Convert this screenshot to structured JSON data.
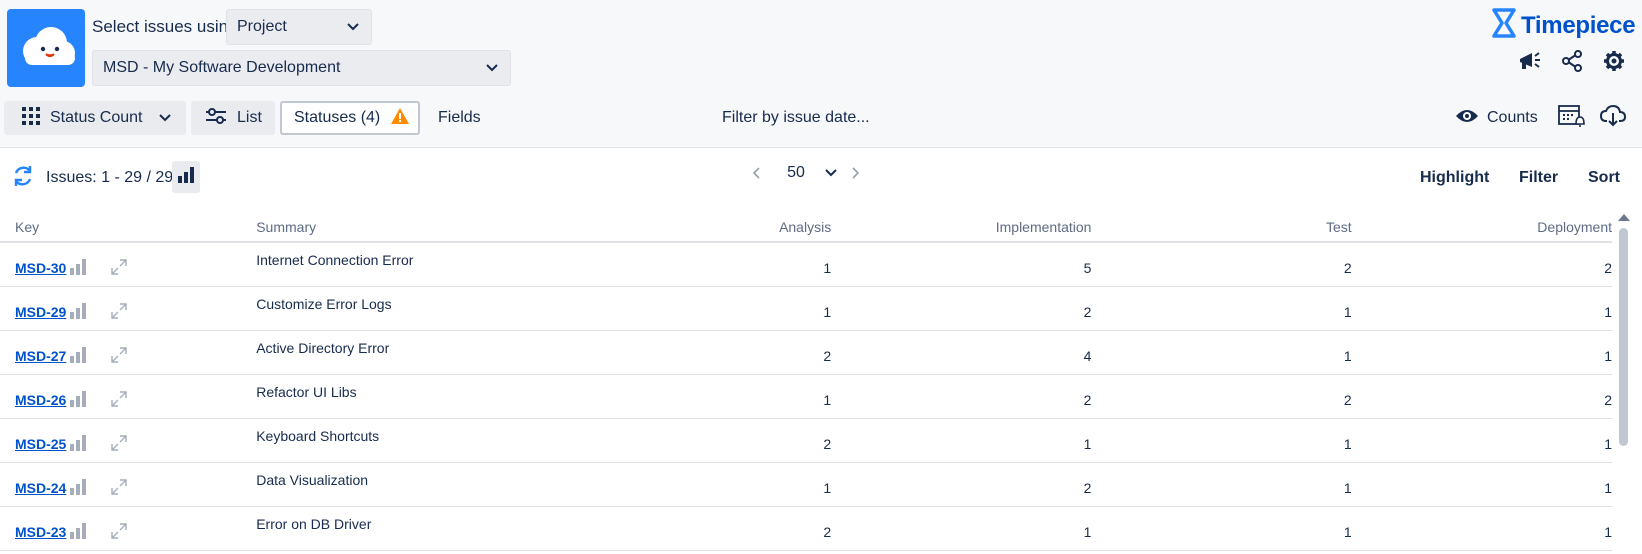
{
  "header": {
    "select_label": "Select issues using",
    "project_select": "Project",
    "project_value": "MSD - My Software Development",
    "brand_name": "Timepiece",
    "brand_color": "#0052cc"
  },
  "toolbar": {
    "status_count_label": "Status Count",
    "list_label": "List",
    "statuses_label": "Statuses (4)",
    "fields_label": "Fields",
    "filter_date_label": "Filter by issue date...",
    "counts_label": "Counts",
    "warning_color": "#ff8b00"
  },
  "issues_bar": {
    "count_text": "Issues: 1 - 29 / 29",
    "page_size": "50",
    "highlight_label": "Highlight",
    "filter_label": "Filter",
    "sort_label": "Sort"
  },
  "table": {
    "headers": {
      "key": "Key",
      "summary": "Summary",
      "analysis": "Analysis",
      "implementation": "Implementation",
      "test": "Test",
      "deployment": "Deployment"
    },
    "rows": [
      {
        "key": "MSD-30",
        "summary": "Internet Connection Error",
        "analysis": "1",
        "implementation": "5",
        "test": "2",
        "deployment": "2"
      },
      {
        "key": "MSD-29",
        "summary": "Customize Error Logs",
        "analysis": "1",
        "implementation": "2",
        "test": "1",
        "deployment": "1"
      },
      {
        "key": "MSD-27",
        "summary": "Active Directory Error",
        "analysis": "2",
        "implementation": "4",
        "test": "1",
        "deployment": "1"
      },
      {
        "key": "MSD-26",
        "summary": "Refactor UI Libs",
        "analysis": "1",
        "implementation": "2",
        "test": "2",
        "deployment": "2"
      },
      {
        "key": "MSD-25",
        "summary": "Keyboard Shortcuts",
        "analysis": "2",
        "implementation": "1",
        "test": "1",
        "deployment": "1"
      },
      {
        "key": "MSD-24",
        "summary": "Data Visualization",
        "analysis": "1",
        "implementation": "2",
        "test": "1",
        "deployment": "1"
      },
      {
        "key": "MSD-23",
        "summary": "Error on DB Driver",
        "analysis": "2",
        "implementation": "1",
        "test": "1",
        "deployment": "1"
      }
    ]
  }
}
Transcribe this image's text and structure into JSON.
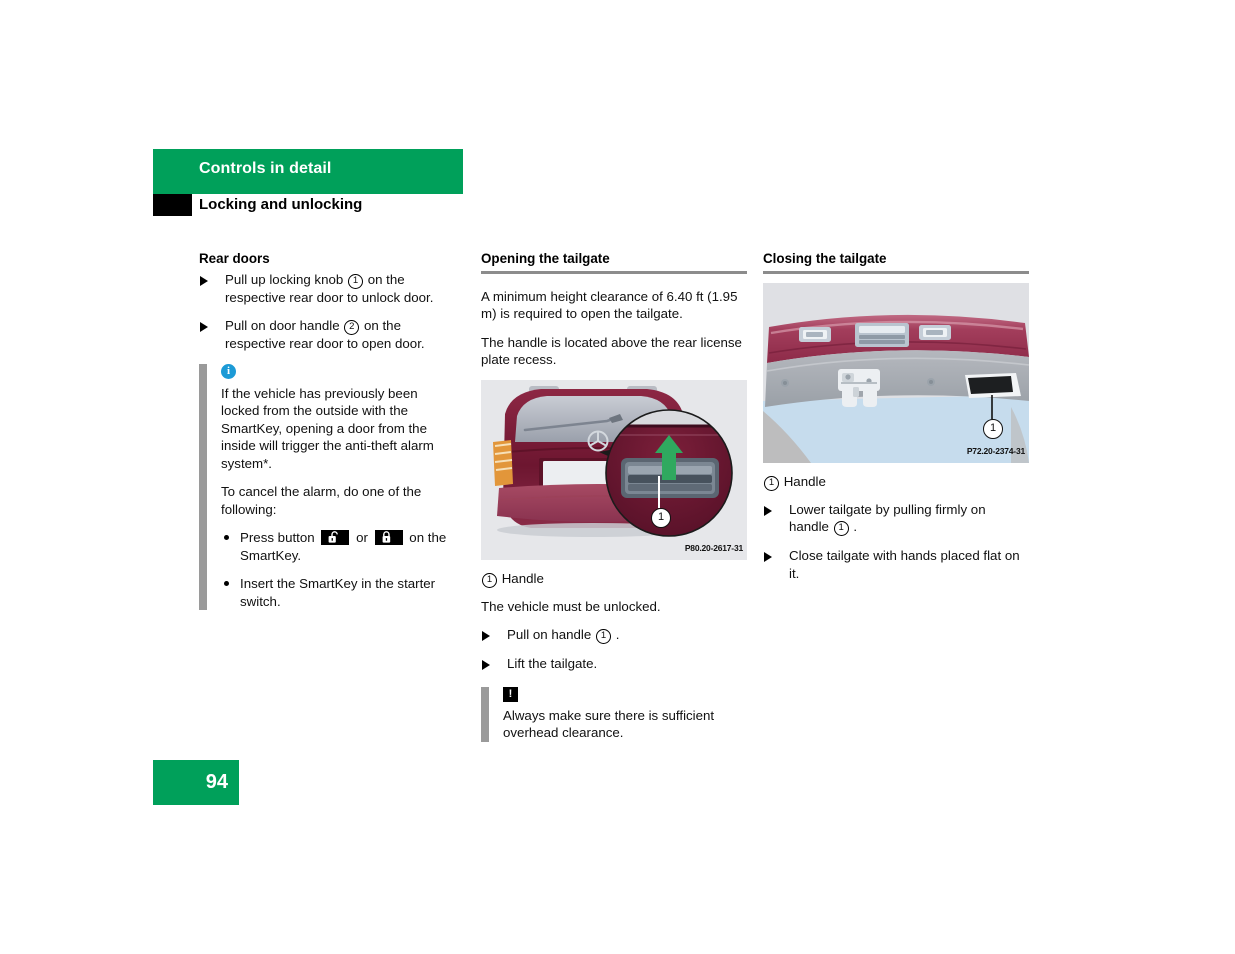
{
  "header": {
    "banner_title": "Controls in detail",
    "section_title": "Locking and unlocking"
  },
  "left_column": {
    "heading": "Rear doors",
    "steps": [
      {
        "before": "Pull up locking knob",
        "num": "1",
        "after": "on the respective rear door to unlock door."
      },
      {
        "before": "Pull on door handle",
        "num": "2",
        "after": "on the respective rear door to open door."
      }
    ],
    "note": {
      "icon": "info-icon",
      "icon_glyph": "i",
      "paragraph1": "If the vehicle has previously been locked from the outside with the SmartKey, opening a door from the inside will trigger the anti-theft alarm system*.",
      "paragraph2": "To cancel the alarm, do one of the following:",
      "bullets": [
        {
          "before": "Press button",
          "badge1": "unlock-padlock-icon",
          "middle": "or",
          "badge2": "lock-padlock-icon",
          "after": "on the SmartKey."
        },
        {
          "text": "Insert the SmartKey in the starter switch."
        }
      ]
    }
  },
  "middle_column": {
    "heading": "Opening the tailgate",
    "paragraph1": "A minimum height clearance of 6.40 ft (1.95 m) is required to open the tailgate.",
    "paragraph2": "The handle is located above the rear license plate recess.",
    "figure": {
      "code": "P80.20-2617-31",
      "callout": "1",
      "alt": "Rear of station wagon with magnified detail of tailgate handle and green upward arrow"
    },
    "legend": {
      "num": "1",
      "label": "Handle"
    },
    "paragraph3": "The vehicle must be unlocked.",
    "steps": [
      {
        "before": "Pull on handle",
        "num": "1",
        "after": "."
      },
      {
        "before": "Lift the tailgate.",
        "num": "",
        "after": ""
      }
    ],
    "warning": {
      "icon": "warning-exclamation-icon",
      "icon_glyph": "!",
      "text": "Always make sure there is sufficient overhead clearance."
    }
  },
  "right_column": {
    "heading": "Closing the tailgate",
    "figure": {
      "code": "P72.20-2374-31",
      "callout": "1",
      "alt": "Underside of open tailgate showing handle recess"
    },
    "legend": {
      "num": "1",
      "label": "Handle"
    },
    "steps": [
      {
        "before": "Lower tailgate by pulling firmly on handle",
        "num": "1",
        "after": "."
      },
      {
        "before": "Close tailgate with hands placed flat on it.",
        "num": "",
        "after": ""
      }
    ]
  },
  "footer": {
    "page_number": "94"
  },
  "colors": {
    "brand_green": "#00A05A",
    "info_blue": "#1c9ad6",
    "rule_gray": "#8c8c8c",
    "note_bar_gray": "#9a9a9a",
    "arrow_green": "#2FA95F",
    "car_body_red": "#7d1f38"
  }
}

-- Required task --
Return the entries unchanged, save for the pictures, which do not belong in the copy.

-- Output for this exercise --
Convert this screenshot to structured JSON data.
{
  "header": {
    "select_label": "Select issues using",
    "project_select": "Project",
    "project_value": "MSD - My Software Development",
    "brand_name": "Timepiece",
    "brand_color": "#0052cc"
  },
  "toolbar": {
    "status_count_label": "Status Count",
    "list_label": "List",
    "statuses_label": "Statuses (4)",
    "fields_label": "Fields",
    "filter_date_label": "Filter by issue date...",
    "counts_label": "Counts",
    "warning_color": "#ff8b00"
  },
  "issues_bar": {
    "count_text": "Issues: 1 - 29 / 29",
    "page_size": "50",
    "highlight_label": "Highlight",
    "filter_label": "Filter",
    "sort_label": "Sort"
  },
  "table": {
    "headers": {
      "key": "Key",
      "summary": "Summary",
      "analysis": "Analysis",
      "implementation": "Implementation",
      "test": "Test",
      "deployment": "Deployment"
    },
    "rows": [
      {
        "key": "MSD-30",
        "summary": "Internet Connection Error",
        "analysis": "1",
        "implementation": "5",
        "test": "2",
        "deployment": "2"
      },
      {
        "key": "MSD-29",
        "summary": "Customize Error Logs",
        "analysis": "1",
        "implementation": "2",
        "test": "1",
        "deployment": "1"
      },
      {
        "key": "MSD-27",
        "summary": "Active Directory Error",
        "analysis": "2",
        "implementation": "4",
        "test": "1",
        "deployment": "1"
      },
      {
        "key": "MSD-26",
        "summary": "Refactor UI Libs",
        "analysis": "1",
        "implementation": "2",
        "test": "2",
        "deployment": "2"
      },
      {
        "key": "MSD-25",
        "summary": "Keyboard Shortcuts",
        "analysis": "2",
        "implementation": "1",
        "test": "1",
        "deployment": "1"
      },
      {
        "key": "MSD-24",
        "summary": "Data Visualization",
        "analysis": "1",
        "implementation": "2",
        "test": "1",
        "deployment": "1"
      },
      {
        "key": "MSD-23",
        "summary": "Error on DB Driver",
        "analysis": "2",
        "implementation": "1",
        "test": "1",
        "deployment": "1"
      }
    ]
  }
}
Transcribe this image's text and structure into JSON.
{
  "header": {
    "banner_title": "Controls in detail",
    "section_title": "Locking and unlocking"
  },
  "left_column": {
    "heading": "Rear doors",
    "steps": [
      {
        "before": "Pull up locking knob",
        "num": "1",
        "after": "on the respective rear door to unlock door."
      },
      {
        "before": "Pull on door handle",
        "num": "2",
        "after": "on the respective rear door to open door."
      }
    ],
    "note": {
      "icon": "info-icon",
      "icon_glyph": "i",
      "paragraph1": "If the vehicle has previously been locked from the outside with the SmartKey, opening a door from the inside will trigger the anti-theft alarm system*.",
      "paragraph2": "To cancel the alarm, do one of the following:",
      "bullets": [
        {
          "before": "Press button",
          "badge1": "unlock-padlock-icon",
          "middle": "or",
          "badge2": "lock-padlock-icon",
          "after": "on the SmartKey."
        },
        {
          "text": "Insert the SmartKey in the starter switch."
        }
      ]
    }
  },
  "middle_column": {
    "heading": "Opening the tailgate",
    "paragraph1": "A minimum height clearance of 6.40 ft (1.95 m) is required to open the tailgate.",
    "paragraph2": "The handle is located above the rear license plate recess.",
    "figure": {
      "code": "P80.20-2617-31",
      "callout": "1",
      "alt": "Rear of station wagon with magnified detail of tailgate handle and green upward arrow"
    },
    "legend": {
      "num": "1",
      "label": "Handle"
    },
    "paragraph3": "The vehicle must be unlocked.",
    "steps": [
      {
        "before": "Pull on handle",
        "num": "1",
        "after": "."
      },
      {
        "before": "Lift the tailgate.",
        "num": "",
        "after": ""
      }
    ],
    "warning": {
      "icon": "warning-exclamation-icon",
      "icon_glyph": "!",
      "text": "Always make sure there is sufficient overhead clearance."
    }
  },
  "right_column": {
    "heading": "Closing the tailgate",
    "figure": {
      "code": "P72.20-2374-31",
      "callout": "1",
      "alt": "Underside of open tailgate showing handle recess"
    },
    "legend": {
      "num": "1",
      "label": "Handle"
    },
    "steps": [
      {
        "before": "Lower tailgate by pulling firmly on handle",
        "num": "1",
        "after": "."
      },
      {
        "before": "Close tailgate with hands placed flat on it.",
        "num": "",
        "after": ""
      }
    ]
  },
  "footer": {
    "page_number": "94"
  },
  "colors": {
    "brand_green": "#00A05A",
    "info_blue": "#1c9ad6",
    "rule_gray": "#8c8c8c",
    "note_bar_gray": "#9a9a9a",
    "arrow_green": "#2FA95F",
    "car_body_red": "#7d1f38"
  }
}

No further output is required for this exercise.